*MATERIAL FOR THIS EXERCISE*:
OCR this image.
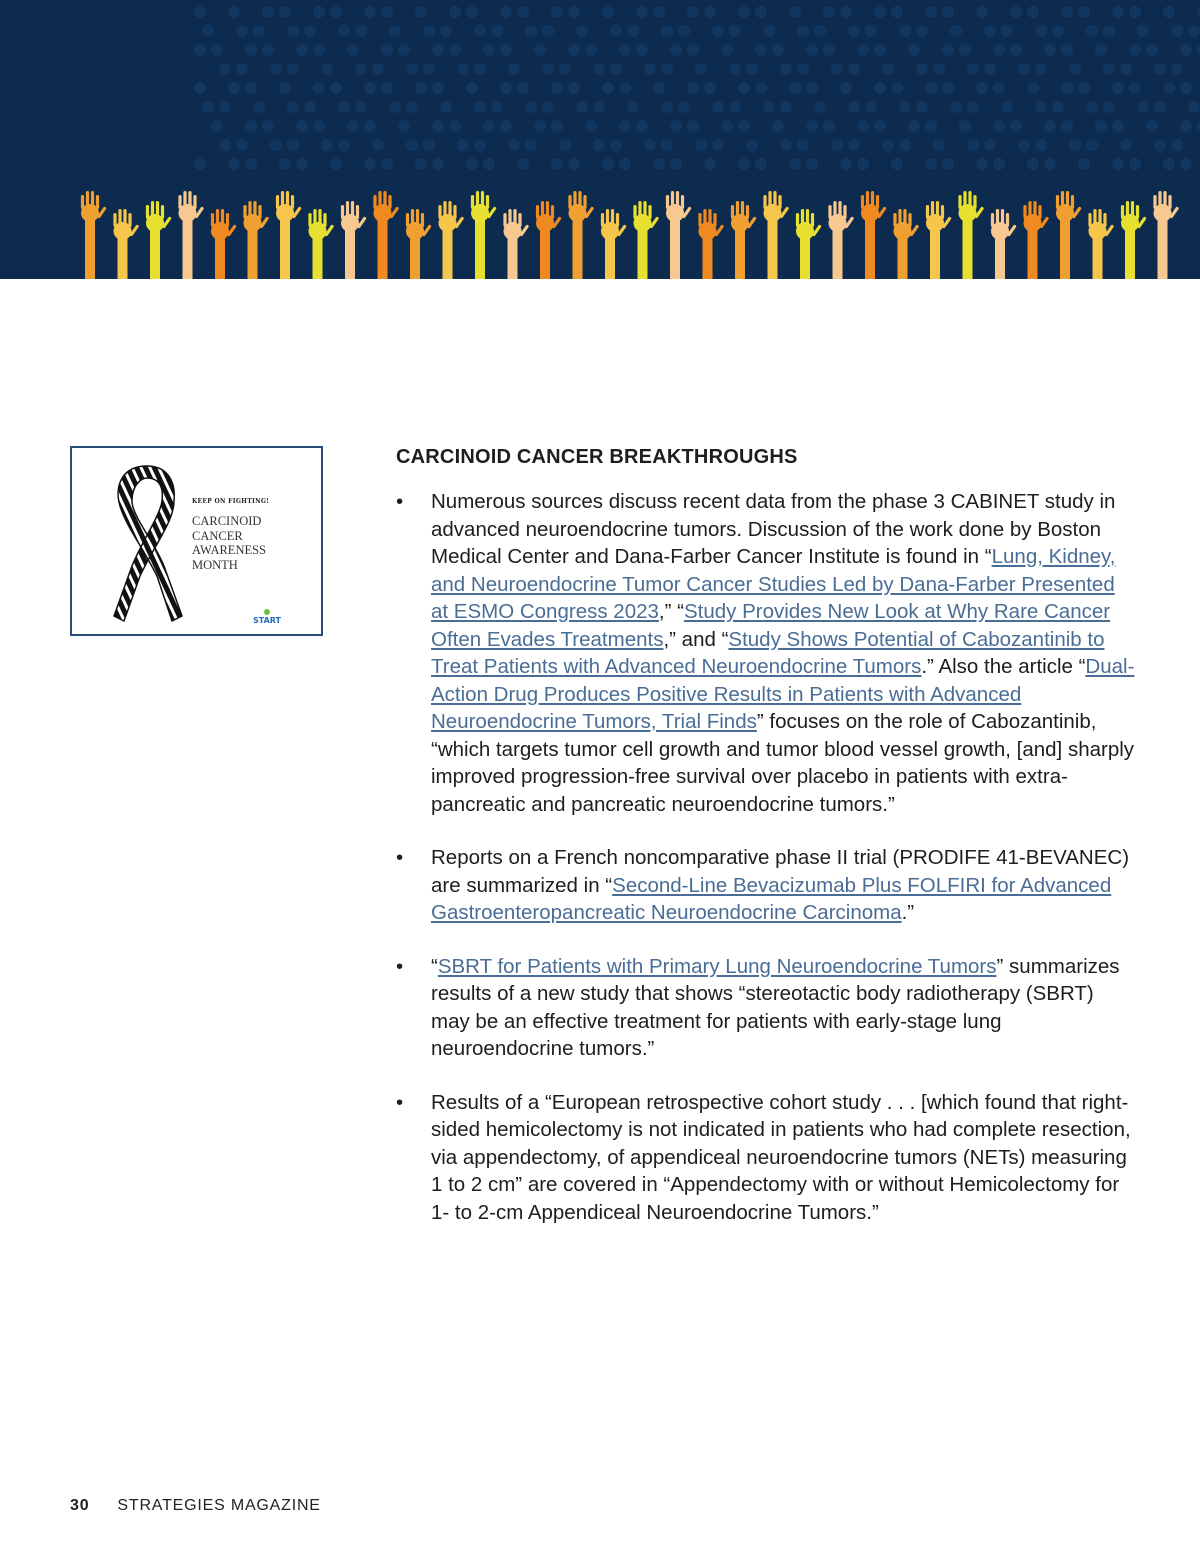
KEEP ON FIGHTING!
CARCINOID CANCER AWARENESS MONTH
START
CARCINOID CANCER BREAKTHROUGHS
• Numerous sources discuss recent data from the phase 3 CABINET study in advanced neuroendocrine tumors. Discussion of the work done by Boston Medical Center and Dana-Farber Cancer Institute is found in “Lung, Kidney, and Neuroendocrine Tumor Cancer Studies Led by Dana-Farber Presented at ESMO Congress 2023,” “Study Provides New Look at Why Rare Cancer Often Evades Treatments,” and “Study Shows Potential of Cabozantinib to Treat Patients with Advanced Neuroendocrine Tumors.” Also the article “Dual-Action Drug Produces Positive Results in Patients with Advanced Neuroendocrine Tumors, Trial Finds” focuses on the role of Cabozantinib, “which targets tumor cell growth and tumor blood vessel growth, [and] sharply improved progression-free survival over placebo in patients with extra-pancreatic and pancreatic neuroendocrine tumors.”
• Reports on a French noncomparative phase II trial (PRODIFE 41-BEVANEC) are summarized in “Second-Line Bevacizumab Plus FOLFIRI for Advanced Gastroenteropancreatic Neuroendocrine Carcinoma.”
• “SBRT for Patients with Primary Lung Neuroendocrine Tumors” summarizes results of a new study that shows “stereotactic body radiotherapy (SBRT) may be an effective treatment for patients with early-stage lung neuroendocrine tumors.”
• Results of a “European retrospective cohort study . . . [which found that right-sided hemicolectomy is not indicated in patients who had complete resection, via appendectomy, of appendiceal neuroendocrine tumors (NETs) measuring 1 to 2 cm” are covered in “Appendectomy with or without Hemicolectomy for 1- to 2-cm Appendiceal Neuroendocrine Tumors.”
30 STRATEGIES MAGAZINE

*AIM OF THE EXERCISE*: Please retype every record above exactly, leaving out the pictures.

*RESULT FOR THIS TASK*:
OCR this image.
KEEP ON FIGHTING!
CARCINOID CANCER AWARENESS MONTH
START
CARCINOID CANCER BREAKTHROUGHS
• Numerous sources discuss recent data from the phase 3 CABINET study in advanced neuroendocrine tumors. Discussion of the work done by Boston Medical Center and Dana-Farber Cancer Institute is found in “Lung, Kidney, and Neuroendocrine Tumor Cancer Studies Led by Dana-Farber Presented at ESMO Congress 2023,” “Study Provides New Look at Why Rare Cancer Often Evades Treatments,” and “Study Shows Potential of Cabozantinib to Treat Patients with Advanced Neuroendocrine Tumors.” Also the article “Dual-Action Drug Produces Positive Results in Patients with Advanced Neuroendocrine Tumors, Trial Finds” focuses on the role of Cabozantinib, “which targets tumor cell growth and tumor blood vessel growth, [and] sharply improved progression-free survival over placebo in patients with extra-pancreatic and pancreatic neuroendocrine tumors.”
• Reports on a French noncomparative phase II trial (PRODIFE 41-BEVANEC) are summarized in “Second-Line Bevacizumab Plus FOLFIRI for Advanced Gastroenteropancreatic Neuroendocrine Carcinoma.”
• “SBRT for Patients with Primary Lung Neuroendocrine Tumors” summarizes results of a new study that shows “stereotactic body radiotherapy (SBRT) may be an effective treatment for patients with early-stage lung neuroendocrine tumors.”
• Results of a “European retrospective cohort study . . . [which found that right-sided hemicolectomy is not indicated in patients who had complete resection, via appendectomy, of appendiceal neuroendocrine tumors (NETs) measuring 1 to 2 cm” are covered in “Appendectomy with or without Hemicolectomy for 1- to 2-cm Appendiceal Neuroendocrine Tumors.”
30 STRATEGIES MAGAZINE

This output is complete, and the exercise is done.